* Start *

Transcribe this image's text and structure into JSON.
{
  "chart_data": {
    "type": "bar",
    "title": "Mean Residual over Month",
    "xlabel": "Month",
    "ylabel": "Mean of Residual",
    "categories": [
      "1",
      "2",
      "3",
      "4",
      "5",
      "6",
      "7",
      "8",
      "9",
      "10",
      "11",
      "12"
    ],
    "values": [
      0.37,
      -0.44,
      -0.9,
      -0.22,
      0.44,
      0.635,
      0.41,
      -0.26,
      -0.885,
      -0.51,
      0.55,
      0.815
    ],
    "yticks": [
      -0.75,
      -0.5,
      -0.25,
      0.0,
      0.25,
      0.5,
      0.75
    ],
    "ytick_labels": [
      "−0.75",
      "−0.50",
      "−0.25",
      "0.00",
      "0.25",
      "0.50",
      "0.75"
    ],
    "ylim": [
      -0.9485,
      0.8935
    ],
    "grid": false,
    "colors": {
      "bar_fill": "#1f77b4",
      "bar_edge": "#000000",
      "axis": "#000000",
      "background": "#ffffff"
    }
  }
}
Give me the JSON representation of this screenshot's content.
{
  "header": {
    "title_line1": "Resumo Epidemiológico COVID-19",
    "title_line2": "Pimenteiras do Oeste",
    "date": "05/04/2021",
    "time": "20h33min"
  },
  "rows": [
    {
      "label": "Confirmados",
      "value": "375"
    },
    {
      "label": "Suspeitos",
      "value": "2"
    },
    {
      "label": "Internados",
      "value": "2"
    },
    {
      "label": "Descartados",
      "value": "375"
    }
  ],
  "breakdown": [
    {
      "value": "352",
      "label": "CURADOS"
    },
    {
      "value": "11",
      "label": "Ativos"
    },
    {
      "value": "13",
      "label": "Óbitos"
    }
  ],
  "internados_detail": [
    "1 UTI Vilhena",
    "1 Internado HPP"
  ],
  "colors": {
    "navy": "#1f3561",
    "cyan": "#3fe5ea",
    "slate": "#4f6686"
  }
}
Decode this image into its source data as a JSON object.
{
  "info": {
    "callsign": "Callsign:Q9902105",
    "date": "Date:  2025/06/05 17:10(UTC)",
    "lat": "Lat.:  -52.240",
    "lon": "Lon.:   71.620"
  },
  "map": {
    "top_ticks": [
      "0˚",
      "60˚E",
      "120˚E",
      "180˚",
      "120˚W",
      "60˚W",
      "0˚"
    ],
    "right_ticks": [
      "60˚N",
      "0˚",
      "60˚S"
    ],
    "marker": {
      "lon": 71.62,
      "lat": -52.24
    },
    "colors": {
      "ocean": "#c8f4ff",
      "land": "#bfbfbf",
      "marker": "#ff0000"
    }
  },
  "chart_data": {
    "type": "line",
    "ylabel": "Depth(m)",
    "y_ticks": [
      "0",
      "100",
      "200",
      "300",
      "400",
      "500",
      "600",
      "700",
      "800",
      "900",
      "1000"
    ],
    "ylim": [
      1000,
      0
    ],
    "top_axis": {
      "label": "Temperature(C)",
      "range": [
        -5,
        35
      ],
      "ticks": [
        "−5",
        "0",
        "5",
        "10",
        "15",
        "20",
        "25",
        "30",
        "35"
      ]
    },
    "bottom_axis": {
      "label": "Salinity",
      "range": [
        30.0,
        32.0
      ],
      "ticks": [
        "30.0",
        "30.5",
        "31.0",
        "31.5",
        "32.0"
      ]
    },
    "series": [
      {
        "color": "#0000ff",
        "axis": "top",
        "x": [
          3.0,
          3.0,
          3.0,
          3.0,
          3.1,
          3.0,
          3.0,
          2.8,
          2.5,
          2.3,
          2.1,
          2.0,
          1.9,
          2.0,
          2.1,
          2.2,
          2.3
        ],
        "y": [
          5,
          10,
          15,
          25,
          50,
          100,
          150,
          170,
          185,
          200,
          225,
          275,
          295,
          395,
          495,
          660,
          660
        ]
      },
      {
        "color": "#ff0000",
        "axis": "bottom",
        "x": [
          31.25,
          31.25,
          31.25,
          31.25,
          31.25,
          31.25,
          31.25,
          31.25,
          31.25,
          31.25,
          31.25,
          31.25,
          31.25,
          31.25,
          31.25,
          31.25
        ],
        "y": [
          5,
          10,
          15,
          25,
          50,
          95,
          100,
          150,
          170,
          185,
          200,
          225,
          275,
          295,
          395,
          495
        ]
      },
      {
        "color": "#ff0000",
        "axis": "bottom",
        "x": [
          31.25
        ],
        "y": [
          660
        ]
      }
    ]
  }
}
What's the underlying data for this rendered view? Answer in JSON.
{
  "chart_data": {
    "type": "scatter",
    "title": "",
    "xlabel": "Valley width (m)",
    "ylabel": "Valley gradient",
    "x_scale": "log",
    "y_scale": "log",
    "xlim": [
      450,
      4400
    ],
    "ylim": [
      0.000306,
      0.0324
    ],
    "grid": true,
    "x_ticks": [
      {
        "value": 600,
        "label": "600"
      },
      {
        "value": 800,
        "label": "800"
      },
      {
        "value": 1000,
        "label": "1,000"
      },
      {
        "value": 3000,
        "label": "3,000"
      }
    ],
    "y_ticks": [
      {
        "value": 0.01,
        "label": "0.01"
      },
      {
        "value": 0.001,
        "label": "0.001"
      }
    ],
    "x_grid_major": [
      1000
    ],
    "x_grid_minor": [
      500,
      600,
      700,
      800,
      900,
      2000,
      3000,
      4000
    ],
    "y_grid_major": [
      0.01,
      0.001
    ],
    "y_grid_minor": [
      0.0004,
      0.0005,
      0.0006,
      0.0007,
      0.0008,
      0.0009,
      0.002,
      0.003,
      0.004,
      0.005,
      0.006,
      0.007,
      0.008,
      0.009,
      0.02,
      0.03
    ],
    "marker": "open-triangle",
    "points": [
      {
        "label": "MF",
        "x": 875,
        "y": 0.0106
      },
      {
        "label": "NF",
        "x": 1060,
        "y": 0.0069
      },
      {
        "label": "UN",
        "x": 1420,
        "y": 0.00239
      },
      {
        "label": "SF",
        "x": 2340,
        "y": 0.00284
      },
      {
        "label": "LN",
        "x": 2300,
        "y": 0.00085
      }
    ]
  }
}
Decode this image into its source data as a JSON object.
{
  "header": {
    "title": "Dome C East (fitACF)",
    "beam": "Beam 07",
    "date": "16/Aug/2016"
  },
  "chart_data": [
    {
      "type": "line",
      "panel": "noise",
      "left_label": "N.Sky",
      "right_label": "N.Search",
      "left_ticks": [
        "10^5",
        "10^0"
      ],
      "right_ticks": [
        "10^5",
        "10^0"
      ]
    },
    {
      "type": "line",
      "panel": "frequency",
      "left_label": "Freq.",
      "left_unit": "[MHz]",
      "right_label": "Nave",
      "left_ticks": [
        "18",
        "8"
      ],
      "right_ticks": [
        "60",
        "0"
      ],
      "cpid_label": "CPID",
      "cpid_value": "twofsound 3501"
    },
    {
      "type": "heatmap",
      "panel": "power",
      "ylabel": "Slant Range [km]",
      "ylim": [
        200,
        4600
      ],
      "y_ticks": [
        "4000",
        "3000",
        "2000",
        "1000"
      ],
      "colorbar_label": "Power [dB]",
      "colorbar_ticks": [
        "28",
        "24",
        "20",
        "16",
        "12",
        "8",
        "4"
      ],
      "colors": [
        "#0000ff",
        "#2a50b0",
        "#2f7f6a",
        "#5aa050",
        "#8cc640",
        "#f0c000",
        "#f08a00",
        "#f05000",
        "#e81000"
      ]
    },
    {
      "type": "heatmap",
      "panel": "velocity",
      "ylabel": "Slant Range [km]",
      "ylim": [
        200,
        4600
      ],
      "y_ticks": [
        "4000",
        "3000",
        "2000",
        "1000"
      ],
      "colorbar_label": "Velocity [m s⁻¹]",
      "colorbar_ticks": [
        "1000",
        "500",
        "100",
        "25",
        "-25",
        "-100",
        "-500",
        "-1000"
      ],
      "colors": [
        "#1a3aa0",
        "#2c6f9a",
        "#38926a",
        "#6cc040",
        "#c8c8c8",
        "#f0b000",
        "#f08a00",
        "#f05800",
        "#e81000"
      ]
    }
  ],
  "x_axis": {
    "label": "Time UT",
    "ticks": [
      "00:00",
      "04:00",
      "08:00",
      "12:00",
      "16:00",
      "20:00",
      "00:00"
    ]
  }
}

* End *

- [Problem]: Select, from the listing, all lines that include the word "marker".

- [Completed task]:
    "marker": {
      "marker": "#ff0000"
    "marker": "open-triangle",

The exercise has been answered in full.